▸ Stated goal: From the listing that follows, output everything exactly except the pictures.

▸ Provided information:
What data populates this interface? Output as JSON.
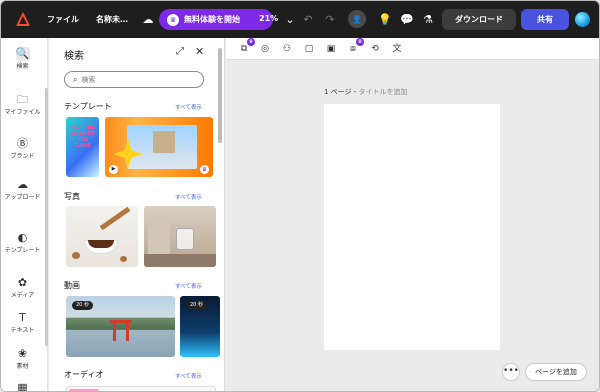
{
  "topbar": {
    "file_label": "ファイル",
    "design_name": "名称未…",
    "trial_label": "無料体験を開始",
    "zoom": "21%",
    "download_label": "ダウンロード",
    "share_label": "共有"
  },
  "rail": {
    "items": [
      {
        "label": "検索",
        "icon": "search-icon"
      },
      {
        "label": "マイファイル",
        "icon": "folder-icon"
      },
      {
        "label": "ブランド",
        "icon": "brand-icon"
      },
      {
        "label": "アップロード",
        "icon": "upload-icon"
      },
      {
        "label": "テンプレート",
        "icon": "template-icon"
      },
      {
        "label": "メディア",
        "icon": "media-icon"
      },
      {
        "label": "テキスト",
        "icon": "text-icon"
      },
      {
        "label": "素材",
        "icon": "elements-icon"
      }
    ]
  },
  "panel": {
    "title": "検索",
    "search_placeholder": "検索",
    "sections": {
      "templates": {
        "title": "テンプレート",
        "more": "すべて表示"
      },
      "photos": {
        "title": "写真",
        "more": "すべて表示"
      },
      "videos": {
        "title": "動画",
        "more": "すべて表示"
      },
      "audio": {
        "title": "オーディオ",
        "more": "すべて表示"
      }
    },
    "template_card_text": "FOR THE LOVE OF THE GAME",
    "video_badges": [
      "20 秒",
      "20 秒"
    ]
  },
  "canvas": {
    "page_number": "1 ページ - ",
    "page_title_placeholder": "タイトルを追加",
    "add_page_label": "ページを追加",
    "more_label": "•••"
  },
  "colors": {
    "accent": "#7d2ae8",
    "share": "#4a53e0",
    "topbar": "#1e1e1e"
  }
}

▸ Solution for this problem:
What data populates this interface? Output as JSON.
{
  "topbar": {
    "file_label": "ファイル",
    "design_name": "名称未…",
    "trial_label": "無料体験を開始",
    "zoom": "21%",
    "download_label": "ダウンロード",
    "share_label": "共有"
  },
  "rail": {
    "items": [
      {
        "label": "検索",
        "icon": "search-icon"
      },
      {
        "label": "マイファイル",
        "icon": "folder-icon"
      },
      {
        "label": "ブランド",
        "icon": "brand-icon"
      },
      {
        "label": "アップロード",
        "icon": "upload-icon"
      },
      {
        "label": "テンプレート",
        "icon": "template-icon"
      },
      {
        "label": "メディア",
        "icon": "media-icon"
      },
      {
        "label": "テキスト",
        "icon": "text-icon"
      },
      {
        "label": "素材",
        "icon": "elements-icon"
      }
    ]
  },
  "panel": {
    "title": "検索",
    "search_placeholder": "検索",
    "sections": {
      "templates": {
        "title": "テンプレート",
        "more": "すべて表示"
      },
      "photos": {
        "title": "写真",
        "more": "すべて表示"
      },
      "videos": {
        "title": "動画",
        "more": "すべて表示"
      },
      "audio": {
        "title": "オーディオ",
        "more": "すべて表示"
      }
    },
    "template_card_text": "FOR THE LOVE OF THE GAME",
    "video_badges": [
      "20 秒",
      "20 秒"
    ]
  },
  "canvas": {
    "page_number": "1 ページ - ",
    "page_title_placeholder": "タイトルを追加",
    "add_page_label": "ページを追加",
    "more_label": "•••"
  },
  "colors": {
    "accent": "#7d2ae8",
    "share": "#4a53e0",
    "topbar": "#1e1e1e"
  }
}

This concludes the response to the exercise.